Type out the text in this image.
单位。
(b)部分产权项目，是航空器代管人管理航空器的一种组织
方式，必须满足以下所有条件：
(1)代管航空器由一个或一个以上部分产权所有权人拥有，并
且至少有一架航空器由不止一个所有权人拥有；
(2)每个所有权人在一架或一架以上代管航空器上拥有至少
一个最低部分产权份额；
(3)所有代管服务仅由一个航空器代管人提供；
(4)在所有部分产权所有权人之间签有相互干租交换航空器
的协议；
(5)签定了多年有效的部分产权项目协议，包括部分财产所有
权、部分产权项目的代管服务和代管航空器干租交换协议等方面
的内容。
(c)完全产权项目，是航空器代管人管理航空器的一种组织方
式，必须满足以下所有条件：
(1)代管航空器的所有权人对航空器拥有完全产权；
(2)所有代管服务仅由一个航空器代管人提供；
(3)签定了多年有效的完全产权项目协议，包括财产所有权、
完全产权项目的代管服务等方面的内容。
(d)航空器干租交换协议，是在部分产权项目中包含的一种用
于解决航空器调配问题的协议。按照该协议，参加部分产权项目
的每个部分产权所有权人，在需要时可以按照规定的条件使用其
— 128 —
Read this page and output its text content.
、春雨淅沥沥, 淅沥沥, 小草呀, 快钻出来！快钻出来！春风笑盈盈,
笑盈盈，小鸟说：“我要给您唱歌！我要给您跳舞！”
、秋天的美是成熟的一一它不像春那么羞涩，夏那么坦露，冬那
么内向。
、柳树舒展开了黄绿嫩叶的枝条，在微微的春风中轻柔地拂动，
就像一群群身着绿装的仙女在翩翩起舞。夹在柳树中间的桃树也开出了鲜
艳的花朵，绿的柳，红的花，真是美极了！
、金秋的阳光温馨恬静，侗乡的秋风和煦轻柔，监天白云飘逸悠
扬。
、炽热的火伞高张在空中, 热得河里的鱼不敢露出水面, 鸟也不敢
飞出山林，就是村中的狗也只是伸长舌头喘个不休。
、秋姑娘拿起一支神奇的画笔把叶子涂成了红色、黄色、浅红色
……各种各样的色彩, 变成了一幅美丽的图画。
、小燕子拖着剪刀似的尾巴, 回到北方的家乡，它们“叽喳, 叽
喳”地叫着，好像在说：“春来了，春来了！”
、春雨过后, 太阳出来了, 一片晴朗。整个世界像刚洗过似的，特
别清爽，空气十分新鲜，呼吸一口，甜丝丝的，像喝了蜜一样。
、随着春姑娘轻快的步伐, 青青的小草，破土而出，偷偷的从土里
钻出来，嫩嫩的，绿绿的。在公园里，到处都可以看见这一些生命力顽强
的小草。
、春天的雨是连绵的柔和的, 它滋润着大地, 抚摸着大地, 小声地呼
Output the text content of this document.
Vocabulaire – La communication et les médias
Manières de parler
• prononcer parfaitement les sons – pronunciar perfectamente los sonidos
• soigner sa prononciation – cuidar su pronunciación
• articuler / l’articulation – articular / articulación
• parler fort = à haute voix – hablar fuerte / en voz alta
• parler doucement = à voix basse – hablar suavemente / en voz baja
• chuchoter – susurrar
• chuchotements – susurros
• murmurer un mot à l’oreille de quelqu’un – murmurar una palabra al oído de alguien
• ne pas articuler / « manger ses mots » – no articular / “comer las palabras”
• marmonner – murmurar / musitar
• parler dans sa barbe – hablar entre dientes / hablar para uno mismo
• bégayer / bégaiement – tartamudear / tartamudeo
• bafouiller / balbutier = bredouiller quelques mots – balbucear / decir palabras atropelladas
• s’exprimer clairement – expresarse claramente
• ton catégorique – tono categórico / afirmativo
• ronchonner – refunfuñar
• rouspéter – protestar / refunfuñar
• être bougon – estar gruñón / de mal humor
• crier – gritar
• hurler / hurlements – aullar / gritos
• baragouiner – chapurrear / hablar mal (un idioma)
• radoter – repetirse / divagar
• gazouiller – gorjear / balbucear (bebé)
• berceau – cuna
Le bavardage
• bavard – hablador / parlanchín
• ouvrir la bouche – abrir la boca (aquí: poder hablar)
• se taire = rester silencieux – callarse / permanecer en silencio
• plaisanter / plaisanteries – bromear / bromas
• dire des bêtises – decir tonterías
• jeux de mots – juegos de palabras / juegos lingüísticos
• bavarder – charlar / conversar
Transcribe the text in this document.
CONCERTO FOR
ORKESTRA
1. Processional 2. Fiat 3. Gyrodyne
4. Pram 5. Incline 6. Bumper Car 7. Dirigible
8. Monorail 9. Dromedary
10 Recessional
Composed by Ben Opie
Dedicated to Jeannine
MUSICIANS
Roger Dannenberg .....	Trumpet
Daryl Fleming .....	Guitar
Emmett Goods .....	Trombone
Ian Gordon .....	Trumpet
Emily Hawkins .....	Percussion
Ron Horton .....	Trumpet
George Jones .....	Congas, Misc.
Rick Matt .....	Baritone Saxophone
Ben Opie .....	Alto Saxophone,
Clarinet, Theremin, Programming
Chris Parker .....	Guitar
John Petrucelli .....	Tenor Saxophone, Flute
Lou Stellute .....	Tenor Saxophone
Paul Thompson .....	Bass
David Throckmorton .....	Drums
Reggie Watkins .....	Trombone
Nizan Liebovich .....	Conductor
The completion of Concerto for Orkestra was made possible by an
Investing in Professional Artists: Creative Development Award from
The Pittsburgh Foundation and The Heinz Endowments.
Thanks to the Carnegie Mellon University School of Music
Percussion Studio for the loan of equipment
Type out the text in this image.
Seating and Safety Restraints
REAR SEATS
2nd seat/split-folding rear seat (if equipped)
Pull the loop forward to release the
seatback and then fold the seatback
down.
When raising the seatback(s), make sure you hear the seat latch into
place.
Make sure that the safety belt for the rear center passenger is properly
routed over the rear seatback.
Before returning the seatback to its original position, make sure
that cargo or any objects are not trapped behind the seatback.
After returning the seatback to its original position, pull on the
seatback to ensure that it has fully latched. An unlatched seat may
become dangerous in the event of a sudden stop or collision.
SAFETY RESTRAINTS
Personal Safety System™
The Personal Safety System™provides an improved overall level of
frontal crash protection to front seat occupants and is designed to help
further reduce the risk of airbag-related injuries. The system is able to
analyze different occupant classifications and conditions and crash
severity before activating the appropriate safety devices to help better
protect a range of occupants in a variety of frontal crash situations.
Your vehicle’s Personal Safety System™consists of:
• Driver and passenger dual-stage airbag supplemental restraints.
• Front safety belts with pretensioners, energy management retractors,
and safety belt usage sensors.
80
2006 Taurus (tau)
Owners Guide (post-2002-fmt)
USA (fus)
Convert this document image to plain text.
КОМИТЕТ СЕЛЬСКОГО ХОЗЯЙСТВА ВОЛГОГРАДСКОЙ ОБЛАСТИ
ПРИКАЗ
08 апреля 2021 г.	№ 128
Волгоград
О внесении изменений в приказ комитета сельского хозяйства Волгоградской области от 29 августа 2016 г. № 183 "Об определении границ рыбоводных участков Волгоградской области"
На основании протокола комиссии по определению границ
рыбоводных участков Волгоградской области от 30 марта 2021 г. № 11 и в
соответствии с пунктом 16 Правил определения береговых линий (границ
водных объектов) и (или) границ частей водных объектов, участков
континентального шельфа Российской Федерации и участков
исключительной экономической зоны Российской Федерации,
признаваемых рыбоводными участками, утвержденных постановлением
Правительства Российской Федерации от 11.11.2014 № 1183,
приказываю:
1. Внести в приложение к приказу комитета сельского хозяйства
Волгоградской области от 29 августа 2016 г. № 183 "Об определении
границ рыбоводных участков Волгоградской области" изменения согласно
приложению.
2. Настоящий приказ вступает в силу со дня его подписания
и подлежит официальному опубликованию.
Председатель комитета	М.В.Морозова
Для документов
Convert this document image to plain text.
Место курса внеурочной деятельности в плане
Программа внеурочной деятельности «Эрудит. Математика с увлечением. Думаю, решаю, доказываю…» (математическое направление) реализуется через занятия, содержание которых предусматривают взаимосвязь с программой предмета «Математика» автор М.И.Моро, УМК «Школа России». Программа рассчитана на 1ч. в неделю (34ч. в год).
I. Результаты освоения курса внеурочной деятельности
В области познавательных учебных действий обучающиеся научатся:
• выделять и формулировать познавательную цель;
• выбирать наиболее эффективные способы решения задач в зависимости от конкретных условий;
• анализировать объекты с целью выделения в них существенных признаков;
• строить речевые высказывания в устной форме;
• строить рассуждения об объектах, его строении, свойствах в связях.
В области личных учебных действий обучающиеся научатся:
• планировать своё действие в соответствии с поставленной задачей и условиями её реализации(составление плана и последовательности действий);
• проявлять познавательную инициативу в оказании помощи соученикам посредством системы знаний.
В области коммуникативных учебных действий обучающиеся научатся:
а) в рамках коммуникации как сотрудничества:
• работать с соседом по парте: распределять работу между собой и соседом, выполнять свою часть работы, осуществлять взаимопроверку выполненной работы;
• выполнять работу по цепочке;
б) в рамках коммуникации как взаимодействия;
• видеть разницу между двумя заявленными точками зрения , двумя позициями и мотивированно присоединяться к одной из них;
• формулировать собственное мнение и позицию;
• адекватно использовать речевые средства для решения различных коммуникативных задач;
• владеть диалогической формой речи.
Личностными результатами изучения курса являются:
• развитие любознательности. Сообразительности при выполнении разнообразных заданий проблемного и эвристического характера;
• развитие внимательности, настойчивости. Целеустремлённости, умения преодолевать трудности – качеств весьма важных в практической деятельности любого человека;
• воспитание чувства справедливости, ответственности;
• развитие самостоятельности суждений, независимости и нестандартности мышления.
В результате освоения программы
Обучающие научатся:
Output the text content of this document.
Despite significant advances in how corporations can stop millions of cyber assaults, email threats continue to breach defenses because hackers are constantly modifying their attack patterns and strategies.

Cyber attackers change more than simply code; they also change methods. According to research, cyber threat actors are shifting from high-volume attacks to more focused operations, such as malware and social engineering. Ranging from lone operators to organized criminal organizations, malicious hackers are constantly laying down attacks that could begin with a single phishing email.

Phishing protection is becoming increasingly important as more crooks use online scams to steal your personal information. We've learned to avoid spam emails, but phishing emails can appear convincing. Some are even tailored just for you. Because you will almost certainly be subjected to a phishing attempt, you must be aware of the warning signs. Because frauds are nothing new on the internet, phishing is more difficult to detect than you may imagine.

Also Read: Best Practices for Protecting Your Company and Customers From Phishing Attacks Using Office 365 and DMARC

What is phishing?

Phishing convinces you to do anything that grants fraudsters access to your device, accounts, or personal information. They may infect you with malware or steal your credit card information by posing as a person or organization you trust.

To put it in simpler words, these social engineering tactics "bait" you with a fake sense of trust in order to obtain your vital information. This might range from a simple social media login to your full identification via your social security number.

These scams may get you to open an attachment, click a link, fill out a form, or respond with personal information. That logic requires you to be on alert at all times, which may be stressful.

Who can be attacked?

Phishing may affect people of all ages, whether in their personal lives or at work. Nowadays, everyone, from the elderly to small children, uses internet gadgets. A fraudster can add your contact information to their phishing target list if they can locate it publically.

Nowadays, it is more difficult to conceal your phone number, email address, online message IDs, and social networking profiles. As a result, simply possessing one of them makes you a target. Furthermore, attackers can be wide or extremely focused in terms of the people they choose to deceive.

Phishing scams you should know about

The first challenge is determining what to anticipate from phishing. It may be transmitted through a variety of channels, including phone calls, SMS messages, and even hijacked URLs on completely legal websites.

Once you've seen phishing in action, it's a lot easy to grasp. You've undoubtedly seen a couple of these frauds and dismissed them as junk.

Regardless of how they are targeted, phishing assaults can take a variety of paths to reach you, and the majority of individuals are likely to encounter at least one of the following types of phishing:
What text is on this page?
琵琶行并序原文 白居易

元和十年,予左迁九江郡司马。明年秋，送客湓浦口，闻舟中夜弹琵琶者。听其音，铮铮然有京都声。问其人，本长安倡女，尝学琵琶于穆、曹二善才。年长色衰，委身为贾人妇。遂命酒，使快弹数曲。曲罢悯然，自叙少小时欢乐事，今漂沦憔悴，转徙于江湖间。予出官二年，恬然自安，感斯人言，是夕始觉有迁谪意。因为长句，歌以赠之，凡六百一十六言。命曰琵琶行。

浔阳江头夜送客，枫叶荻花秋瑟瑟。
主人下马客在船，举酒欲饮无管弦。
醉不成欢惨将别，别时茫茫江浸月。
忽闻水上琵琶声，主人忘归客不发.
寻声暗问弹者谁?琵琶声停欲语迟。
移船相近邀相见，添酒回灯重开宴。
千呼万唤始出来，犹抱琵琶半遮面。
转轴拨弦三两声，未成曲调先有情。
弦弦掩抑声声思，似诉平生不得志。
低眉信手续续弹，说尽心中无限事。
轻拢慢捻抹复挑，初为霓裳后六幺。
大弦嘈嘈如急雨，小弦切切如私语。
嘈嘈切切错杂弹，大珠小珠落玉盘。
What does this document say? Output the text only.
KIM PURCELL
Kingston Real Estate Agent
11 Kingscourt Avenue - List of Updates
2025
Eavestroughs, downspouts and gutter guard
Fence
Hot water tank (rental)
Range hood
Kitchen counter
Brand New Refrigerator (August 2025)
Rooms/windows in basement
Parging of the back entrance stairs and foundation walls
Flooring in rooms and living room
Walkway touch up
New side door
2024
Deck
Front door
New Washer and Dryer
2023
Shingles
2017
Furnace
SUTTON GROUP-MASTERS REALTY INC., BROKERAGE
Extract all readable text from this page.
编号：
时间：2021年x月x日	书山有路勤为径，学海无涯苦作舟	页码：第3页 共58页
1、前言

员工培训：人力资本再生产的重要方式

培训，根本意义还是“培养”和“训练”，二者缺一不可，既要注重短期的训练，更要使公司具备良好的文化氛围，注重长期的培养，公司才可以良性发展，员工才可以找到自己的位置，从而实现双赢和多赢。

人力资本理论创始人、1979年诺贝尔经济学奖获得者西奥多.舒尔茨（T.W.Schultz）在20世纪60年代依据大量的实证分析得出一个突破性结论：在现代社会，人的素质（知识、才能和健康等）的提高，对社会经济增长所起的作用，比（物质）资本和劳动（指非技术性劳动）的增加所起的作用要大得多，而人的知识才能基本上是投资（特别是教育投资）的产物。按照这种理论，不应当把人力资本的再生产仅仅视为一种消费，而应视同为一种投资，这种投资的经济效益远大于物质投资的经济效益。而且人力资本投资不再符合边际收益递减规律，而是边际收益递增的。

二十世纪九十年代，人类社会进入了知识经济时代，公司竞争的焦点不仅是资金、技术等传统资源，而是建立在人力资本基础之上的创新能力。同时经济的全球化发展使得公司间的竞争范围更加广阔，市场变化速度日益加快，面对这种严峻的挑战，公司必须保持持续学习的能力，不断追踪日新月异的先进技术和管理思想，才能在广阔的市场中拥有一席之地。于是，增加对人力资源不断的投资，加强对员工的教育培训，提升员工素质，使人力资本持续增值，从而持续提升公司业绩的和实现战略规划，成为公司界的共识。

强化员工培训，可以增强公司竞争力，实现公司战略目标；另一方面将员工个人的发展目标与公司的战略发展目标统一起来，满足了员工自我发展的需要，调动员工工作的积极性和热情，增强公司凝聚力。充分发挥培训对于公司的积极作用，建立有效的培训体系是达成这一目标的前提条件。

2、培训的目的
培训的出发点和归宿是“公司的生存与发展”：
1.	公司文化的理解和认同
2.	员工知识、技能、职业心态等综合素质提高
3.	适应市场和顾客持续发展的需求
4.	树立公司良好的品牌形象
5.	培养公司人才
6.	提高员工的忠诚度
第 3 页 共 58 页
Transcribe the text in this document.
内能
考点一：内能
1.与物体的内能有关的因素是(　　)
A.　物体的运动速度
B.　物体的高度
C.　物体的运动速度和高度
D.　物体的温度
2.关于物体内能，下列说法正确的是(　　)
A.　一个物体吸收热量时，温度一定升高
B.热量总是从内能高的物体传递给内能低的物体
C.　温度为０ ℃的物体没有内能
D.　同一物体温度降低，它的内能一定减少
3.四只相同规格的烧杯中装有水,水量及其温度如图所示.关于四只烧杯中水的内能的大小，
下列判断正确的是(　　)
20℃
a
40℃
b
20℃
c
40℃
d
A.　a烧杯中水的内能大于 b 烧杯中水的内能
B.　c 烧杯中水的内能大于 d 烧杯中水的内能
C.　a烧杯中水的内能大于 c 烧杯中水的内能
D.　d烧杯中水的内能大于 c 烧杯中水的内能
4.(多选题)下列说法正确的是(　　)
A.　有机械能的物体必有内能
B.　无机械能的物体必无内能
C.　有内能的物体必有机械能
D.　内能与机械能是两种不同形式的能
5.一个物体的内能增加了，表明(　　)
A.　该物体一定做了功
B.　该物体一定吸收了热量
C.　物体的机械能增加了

::::

EXERCISE:
Pull every line containing "работу" out of the records.

TASK RESPONSE:
• работать с соседом по парте: распределять работу между собой и соседом, выполнять свою часть работы, осуществлять взаимопроверку выполненной работы;
• выполнять работу по цепочке;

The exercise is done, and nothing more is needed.